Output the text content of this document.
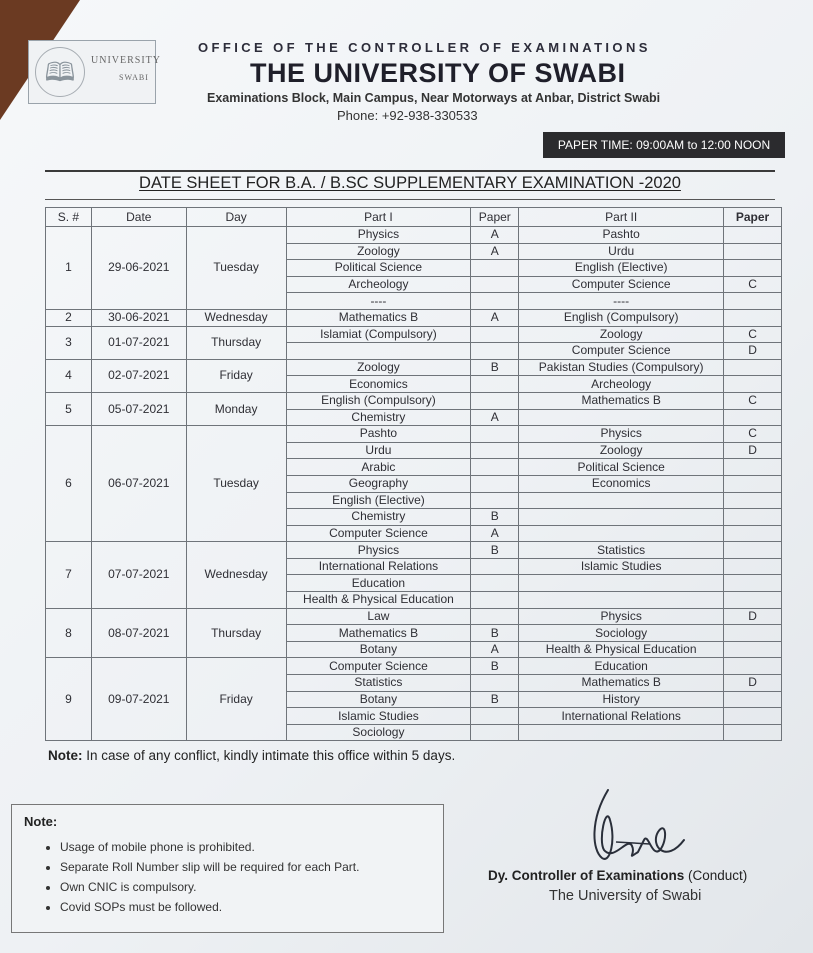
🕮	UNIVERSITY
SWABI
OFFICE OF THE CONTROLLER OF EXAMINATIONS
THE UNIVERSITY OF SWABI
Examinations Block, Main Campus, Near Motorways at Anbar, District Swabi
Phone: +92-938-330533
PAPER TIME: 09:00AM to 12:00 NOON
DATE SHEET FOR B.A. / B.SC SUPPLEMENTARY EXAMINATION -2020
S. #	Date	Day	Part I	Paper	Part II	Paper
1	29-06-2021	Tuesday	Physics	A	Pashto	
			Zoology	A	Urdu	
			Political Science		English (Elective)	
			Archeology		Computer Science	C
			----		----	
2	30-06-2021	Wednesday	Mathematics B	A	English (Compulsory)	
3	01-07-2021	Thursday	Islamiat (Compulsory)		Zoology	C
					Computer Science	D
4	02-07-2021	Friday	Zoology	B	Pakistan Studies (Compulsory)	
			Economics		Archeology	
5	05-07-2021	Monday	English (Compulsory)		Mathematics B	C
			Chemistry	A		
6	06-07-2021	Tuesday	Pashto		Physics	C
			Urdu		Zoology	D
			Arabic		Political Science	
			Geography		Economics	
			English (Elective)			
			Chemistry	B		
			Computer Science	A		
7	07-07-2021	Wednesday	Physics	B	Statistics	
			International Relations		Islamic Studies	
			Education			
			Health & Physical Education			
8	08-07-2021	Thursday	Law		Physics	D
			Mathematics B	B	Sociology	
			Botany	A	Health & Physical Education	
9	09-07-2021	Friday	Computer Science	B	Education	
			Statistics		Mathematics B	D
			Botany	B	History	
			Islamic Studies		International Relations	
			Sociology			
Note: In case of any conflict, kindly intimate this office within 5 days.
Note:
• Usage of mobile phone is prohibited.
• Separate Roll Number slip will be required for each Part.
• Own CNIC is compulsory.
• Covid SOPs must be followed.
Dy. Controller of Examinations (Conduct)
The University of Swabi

^^^^

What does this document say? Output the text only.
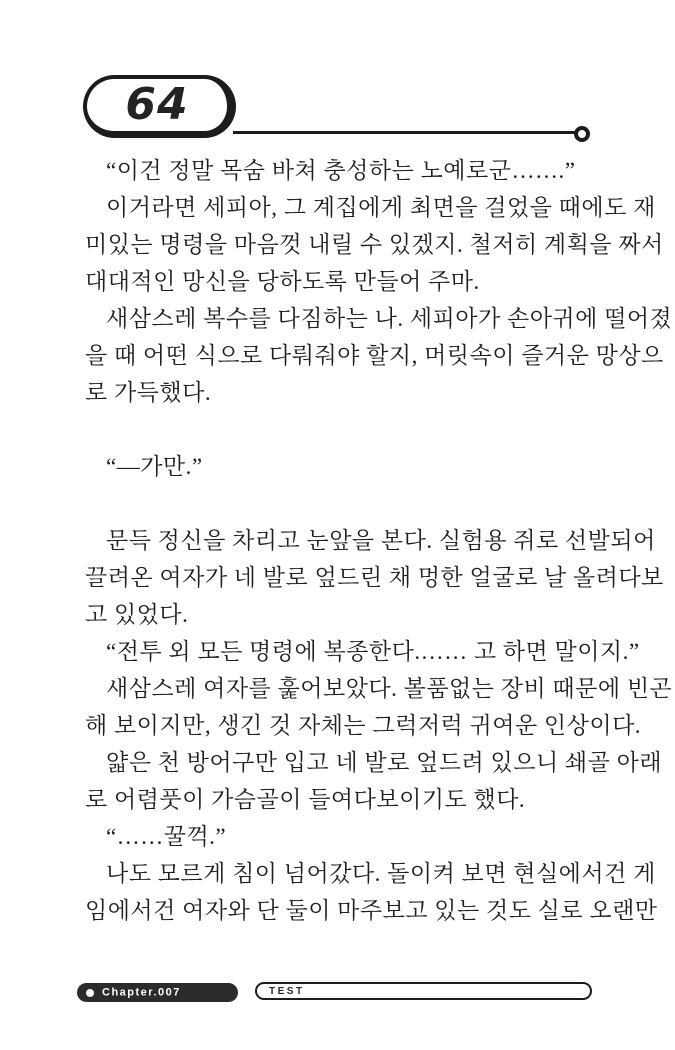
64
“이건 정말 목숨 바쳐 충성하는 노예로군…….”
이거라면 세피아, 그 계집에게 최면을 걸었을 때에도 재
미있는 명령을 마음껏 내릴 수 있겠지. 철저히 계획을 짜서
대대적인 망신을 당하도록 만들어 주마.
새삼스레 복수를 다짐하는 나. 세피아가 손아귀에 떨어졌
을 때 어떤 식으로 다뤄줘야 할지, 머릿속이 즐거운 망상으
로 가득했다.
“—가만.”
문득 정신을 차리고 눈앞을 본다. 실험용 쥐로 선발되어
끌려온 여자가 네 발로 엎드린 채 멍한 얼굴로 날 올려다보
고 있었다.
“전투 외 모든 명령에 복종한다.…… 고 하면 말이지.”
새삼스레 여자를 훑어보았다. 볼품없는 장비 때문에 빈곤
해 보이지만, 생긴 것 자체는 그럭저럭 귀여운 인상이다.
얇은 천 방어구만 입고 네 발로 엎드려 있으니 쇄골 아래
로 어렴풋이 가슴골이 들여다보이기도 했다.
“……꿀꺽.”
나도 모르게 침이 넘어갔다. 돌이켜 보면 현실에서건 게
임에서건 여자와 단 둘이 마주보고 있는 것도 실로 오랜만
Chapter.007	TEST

^^^^

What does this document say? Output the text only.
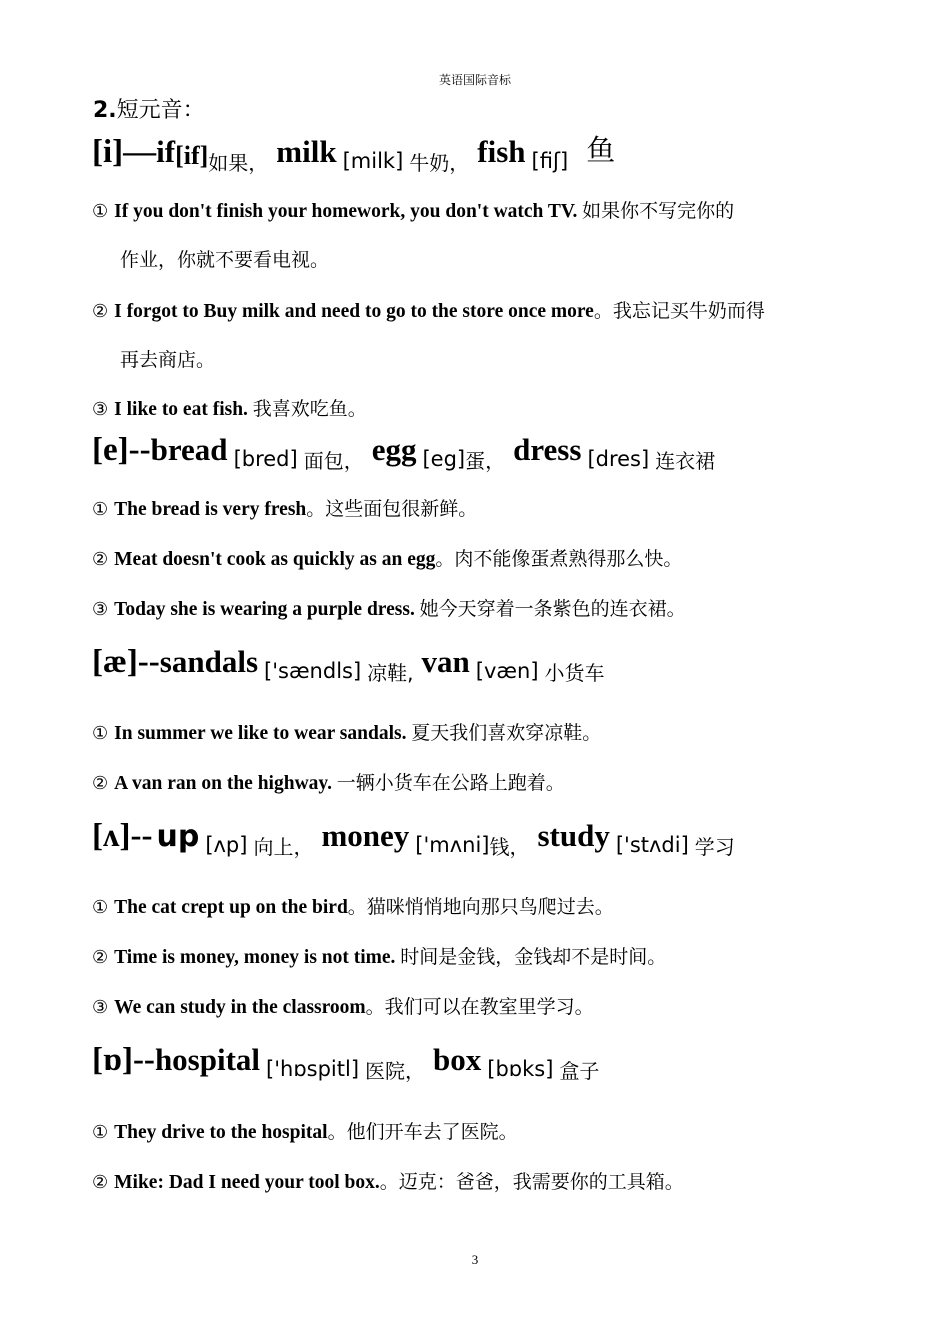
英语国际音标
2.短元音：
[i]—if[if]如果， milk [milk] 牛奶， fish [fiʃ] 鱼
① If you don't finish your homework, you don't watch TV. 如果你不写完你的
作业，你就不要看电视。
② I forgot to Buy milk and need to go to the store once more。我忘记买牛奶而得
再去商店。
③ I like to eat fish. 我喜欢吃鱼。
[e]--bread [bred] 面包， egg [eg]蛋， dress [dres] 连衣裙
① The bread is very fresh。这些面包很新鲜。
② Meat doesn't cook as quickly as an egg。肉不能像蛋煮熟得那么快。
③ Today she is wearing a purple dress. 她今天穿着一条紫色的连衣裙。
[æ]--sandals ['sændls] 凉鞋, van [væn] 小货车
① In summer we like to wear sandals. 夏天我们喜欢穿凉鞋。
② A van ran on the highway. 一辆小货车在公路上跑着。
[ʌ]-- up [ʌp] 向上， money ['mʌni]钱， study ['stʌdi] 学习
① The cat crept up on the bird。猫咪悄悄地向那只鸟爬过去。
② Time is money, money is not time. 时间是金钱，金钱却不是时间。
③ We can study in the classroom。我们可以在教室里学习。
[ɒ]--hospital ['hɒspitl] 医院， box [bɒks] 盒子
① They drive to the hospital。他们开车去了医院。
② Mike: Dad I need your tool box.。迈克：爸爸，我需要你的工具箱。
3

^^^^

Task
Select the lines that carry the string "Relations" and copy them.

Worked solution
			International Relations		Islamic Studies	
			Islamic Studies		International Relations	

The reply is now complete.